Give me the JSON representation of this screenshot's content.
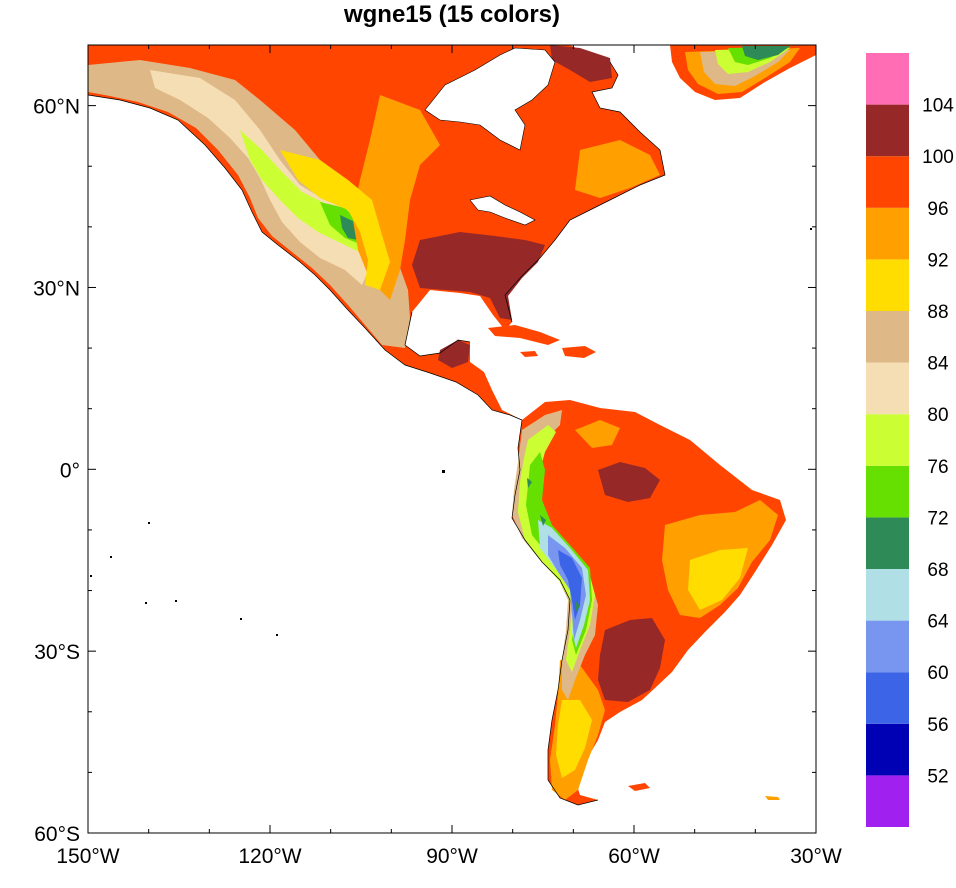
{
  "title": "wgne15 (15 colors)",
  "map": {
    "projection": "cylindrical-equidistant",
    "lon_range": [
      -150,
      -30
    ],
    "lat_range": [
      -60,
      70
    ],
    "coastlines": true,
    "ocean_color": "#FFFFFF",
    "lon_ticks": [
      {
        "value": -150,
        "label": "150°W"
      },
      {
        "value": -120,
        "label": "120°W"
      },
      {
        "value": -90,
        "label": "90°W"
      },
      {
        "value": -60,
        "label": "60°W"
      },
      {
        "value": -30,
        "label": "30°W"
      }
    ],
    "lat_ticks": [
      {
        "value": 60,
        "label": "60°N"
      },
      {
        "value": 30,
        "label": "30°N"
      },
      {
        "value": 0,
        "label": "0°"
      },
      {
        "value": -30,
        "label": "30°S"
      },
      {
        "value": -60,
        "label": "60°S"
      }
    ]
  },
  "colorbar": {
    "orientation": "vertical",
    "colors": [
      "#A020F0",
      "#0000B4",
      "#3C64E6",
      "#7896F0",
      "#B0E0E6",
      "#2E8B57",
      "#66E000",
      "#CCFF33",
      "#F5DEB3",
      "#DEB887",
      "#FFDD00",
      "#FFA000",
      "#FF4500",
      "#962828",
      "#FF6EB4"
    ],
    "labels": [
      "52",
      "56",
      "60",
      "64",
      "68",
      "72",
      "76",
      "80",
      "84",
      "88",
      "92",
      "96",
      "100",
      "104"
    ]
  }
}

[Your goal]:
List all lines from the entries that include the word "value".

[The answer]:
        "value": -150,
        "value": -120,
        "value": -90,
        "value": -60,
        "value": -30,
        "value": 60,
        "value": 30,
        "value": 0,
        "value": -30,
        "value": -60,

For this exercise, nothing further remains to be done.